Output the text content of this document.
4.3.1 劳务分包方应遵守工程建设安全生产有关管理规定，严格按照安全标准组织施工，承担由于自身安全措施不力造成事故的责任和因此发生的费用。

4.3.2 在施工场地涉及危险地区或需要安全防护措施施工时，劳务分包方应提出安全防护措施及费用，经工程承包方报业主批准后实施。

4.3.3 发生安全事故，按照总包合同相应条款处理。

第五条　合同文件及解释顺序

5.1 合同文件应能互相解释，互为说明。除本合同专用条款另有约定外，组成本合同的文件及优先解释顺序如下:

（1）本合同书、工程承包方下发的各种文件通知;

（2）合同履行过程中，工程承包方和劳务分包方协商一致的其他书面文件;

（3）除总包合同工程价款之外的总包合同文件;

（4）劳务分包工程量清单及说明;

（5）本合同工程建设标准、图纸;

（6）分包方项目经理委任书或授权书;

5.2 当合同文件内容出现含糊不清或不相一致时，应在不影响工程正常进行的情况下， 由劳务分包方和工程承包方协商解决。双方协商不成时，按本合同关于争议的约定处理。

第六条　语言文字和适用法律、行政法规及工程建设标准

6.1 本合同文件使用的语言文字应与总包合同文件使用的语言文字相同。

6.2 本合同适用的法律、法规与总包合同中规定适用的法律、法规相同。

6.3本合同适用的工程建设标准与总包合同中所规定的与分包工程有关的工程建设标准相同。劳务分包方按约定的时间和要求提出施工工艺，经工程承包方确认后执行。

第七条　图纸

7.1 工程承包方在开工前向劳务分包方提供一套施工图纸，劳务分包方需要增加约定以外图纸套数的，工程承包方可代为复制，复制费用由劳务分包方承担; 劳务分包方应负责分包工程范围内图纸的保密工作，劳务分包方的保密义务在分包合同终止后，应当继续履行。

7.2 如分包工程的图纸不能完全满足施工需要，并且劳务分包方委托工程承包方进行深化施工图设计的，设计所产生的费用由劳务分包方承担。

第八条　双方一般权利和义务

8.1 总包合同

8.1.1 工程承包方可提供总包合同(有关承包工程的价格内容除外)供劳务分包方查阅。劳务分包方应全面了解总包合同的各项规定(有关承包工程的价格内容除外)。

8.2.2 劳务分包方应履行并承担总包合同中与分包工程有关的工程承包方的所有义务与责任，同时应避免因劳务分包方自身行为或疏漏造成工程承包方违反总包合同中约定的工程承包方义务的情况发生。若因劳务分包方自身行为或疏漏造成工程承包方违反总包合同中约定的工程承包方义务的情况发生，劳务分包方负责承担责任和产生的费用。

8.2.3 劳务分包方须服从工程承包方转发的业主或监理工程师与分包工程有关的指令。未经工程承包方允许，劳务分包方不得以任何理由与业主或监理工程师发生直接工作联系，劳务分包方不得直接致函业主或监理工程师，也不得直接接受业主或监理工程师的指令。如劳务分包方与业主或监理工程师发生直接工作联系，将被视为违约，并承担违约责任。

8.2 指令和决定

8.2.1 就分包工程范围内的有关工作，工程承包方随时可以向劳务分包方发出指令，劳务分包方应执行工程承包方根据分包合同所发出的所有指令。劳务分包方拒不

#### [Aim of the exercise]
Print every record above exactly as written.

#### [Finished answer]
Output the text content of this document.
4.3.1 劳务分包方应遵守工程建设安全生产有关管理规定，严格按照安全标准组织施工，承担由于自身安全措施不力造成事故的责任和因此发生的费用。

4.3.2 在施工场地涉及危险地区或需要安全防护措施施工时，劳务分包方应提出安全防护措施及费用，经工程承包方报业主批准后实施。

4.3.3 发生安全事故，按照总包合同相应条款处理。

第五条　合同文件及解释顺序

5.1 合同文件应能互相解释，互为说明。除本合同专用条款另有约定外，组成本合同的文件及优先解释顺序如下:

（1）本合同书、工程承包方下发的各种文件通知;

（2）合同履行过程中，工程承包方和劳务分包方协商一致的其他书面文件;

（3）除总包合同工程价款之外的总包合同文件;

（4）劳务分包工程量清单及说明;

（5）本合同工程建设标准、图纸;

（6）分包方项目经理委任书或授权书;

5.2 当合同文件内容出现含糊不清或不相一致时，应在不影响工程正常进行的情况下， 由劳务分包方和工程承包方协商解决。双方协商不成时，按本合同关于争议的约定处理。

第六条　语言文字和适用法律、行政法规及工程建设标准

6.1 本合同文件使用的语言文字应与总包合同文件使用的语言文字相同。

6.2 本合同适用的法律、法规与总包合同中规定适用的法律、法规相同。

6.3本合同适用的工程建设标准与总包合同中所规定的与分包工程有关的工程建设标准相同。劳务分包方按约定的时间和要求提出施工工艺，经工程承包方确认后执行。

第七条　图纸

7.1 工程承包方在开工前向劳务分包方提供一套施工图纸，劳务分包方需要增加约定以外图纸套数的，工程承包方可代为复制，复制费用由劳务分包方承担; 劳务分包方应负责分包工程范围内图纸的保密工作，劳务分包方的保密义务在分包合同终止后，应当继续履行。

7.2 如分包工程的图纸不能完全满足施工需要，并且劳务分包方委托工程承包方进行深化施工图设计的，设计所产生的费用由劳务分包方承担。

第八条　双方一般权利和义务

8.1 总包合同

8.1.1 工程承包方可提供总包合同(有关承包工程的价格内容除外)供劳务分包方查阅。劳务分包方应全面了解总包合同的各项规定(有关承包工程的价格内容除外)。

8.2.2 劳务分包方应履行并承担总包合同中与分包工程有关的工程承包方的所有义务与责任，同时应避免因劳务分包方自身行为或疏漏造成工程承包方违反总包合同中约定的工程承包方义务的情况发生。若因劳务分包方自身行为或疏漏造成工程承包方违反总包合同中约定的工程承包方义务的情况发生，劳务分包方负责承担责任和产生的费用。

8.2.3 劳务分包方须服从工程承包方转发的业主或监理工程师与分包工程有关的指令。未经工程承包方允许，劳务分包方不得以任何理由与业主或监理工程师发生直接工作联系，劳务分包方不得直接致函业主或监理工程师，也不得直接接受业主或监理工程师的指令。如劳务分包方与业主或监理工程师发生直接工作联系，将被视为违约，并承担违约责任。

8.2 指令和决定

8.2.1 就分包工程范围内的有关工作，工程承包方随时可以向劳务分包方发出指令，劳务分包方应执行工程承包方根据分包合同所发出的所有指令。劳务分包方拒不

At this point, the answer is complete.